(Dataset items)

>>>>>

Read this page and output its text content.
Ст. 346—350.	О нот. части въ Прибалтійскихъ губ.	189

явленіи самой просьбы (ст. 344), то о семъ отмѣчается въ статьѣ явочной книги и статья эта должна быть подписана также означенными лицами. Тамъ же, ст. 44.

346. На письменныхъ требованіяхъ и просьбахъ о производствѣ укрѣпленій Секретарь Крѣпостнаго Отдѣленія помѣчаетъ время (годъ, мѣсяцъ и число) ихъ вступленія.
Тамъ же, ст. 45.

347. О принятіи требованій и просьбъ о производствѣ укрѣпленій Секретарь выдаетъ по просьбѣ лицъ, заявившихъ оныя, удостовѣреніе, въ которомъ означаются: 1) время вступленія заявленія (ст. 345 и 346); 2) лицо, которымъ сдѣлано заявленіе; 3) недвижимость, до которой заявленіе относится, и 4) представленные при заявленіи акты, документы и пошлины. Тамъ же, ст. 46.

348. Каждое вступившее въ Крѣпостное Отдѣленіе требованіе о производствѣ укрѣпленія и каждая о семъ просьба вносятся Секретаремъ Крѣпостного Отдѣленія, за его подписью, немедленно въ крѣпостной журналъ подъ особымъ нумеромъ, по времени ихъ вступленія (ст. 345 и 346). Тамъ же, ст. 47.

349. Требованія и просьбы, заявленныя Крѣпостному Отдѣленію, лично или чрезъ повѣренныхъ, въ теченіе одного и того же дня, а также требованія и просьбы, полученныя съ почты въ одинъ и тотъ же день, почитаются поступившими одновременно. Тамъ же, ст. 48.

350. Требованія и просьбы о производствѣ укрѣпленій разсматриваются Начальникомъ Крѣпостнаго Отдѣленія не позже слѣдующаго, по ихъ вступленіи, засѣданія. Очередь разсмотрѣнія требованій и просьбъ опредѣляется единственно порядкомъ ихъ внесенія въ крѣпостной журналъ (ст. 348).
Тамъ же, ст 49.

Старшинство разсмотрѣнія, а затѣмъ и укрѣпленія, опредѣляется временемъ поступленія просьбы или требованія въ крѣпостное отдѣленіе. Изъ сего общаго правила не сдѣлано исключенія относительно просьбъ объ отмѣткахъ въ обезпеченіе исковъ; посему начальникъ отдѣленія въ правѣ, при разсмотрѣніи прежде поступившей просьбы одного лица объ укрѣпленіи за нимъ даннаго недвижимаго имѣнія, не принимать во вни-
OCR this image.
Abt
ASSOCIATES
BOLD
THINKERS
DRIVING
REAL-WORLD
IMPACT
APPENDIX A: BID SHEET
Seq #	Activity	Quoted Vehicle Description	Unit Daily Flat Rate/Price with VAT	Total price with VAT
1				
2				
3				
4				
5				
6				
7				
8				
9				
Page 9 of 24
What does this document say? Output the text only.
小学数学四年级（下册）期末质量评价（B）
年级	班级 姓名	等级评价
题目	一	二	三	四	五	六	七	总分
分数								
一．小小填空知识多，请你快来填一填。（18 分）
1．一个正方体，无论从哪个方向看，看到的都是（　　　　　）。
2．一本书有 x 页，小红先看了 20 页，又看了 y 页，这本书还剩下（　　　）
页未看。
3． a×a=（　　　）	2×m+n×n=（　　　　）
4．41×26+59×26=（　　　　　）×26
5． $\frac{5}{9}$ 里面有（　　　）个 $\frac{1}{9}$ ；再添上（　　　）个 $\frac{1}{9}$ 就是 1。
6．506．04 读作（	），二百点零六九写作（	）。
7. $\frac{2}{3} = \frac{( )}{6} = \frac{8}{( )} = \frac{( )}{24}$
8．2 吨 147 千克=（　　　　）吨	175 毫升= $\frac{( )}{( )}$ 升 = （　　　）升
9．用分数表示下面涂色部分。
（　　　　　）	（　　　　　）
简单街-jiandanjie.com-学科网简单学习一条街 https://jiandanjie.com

<<<<<

| Stated task |
Work out the number of lines in this listing that include the word "крѣпостной". Reply with that number only.

| The reply |
2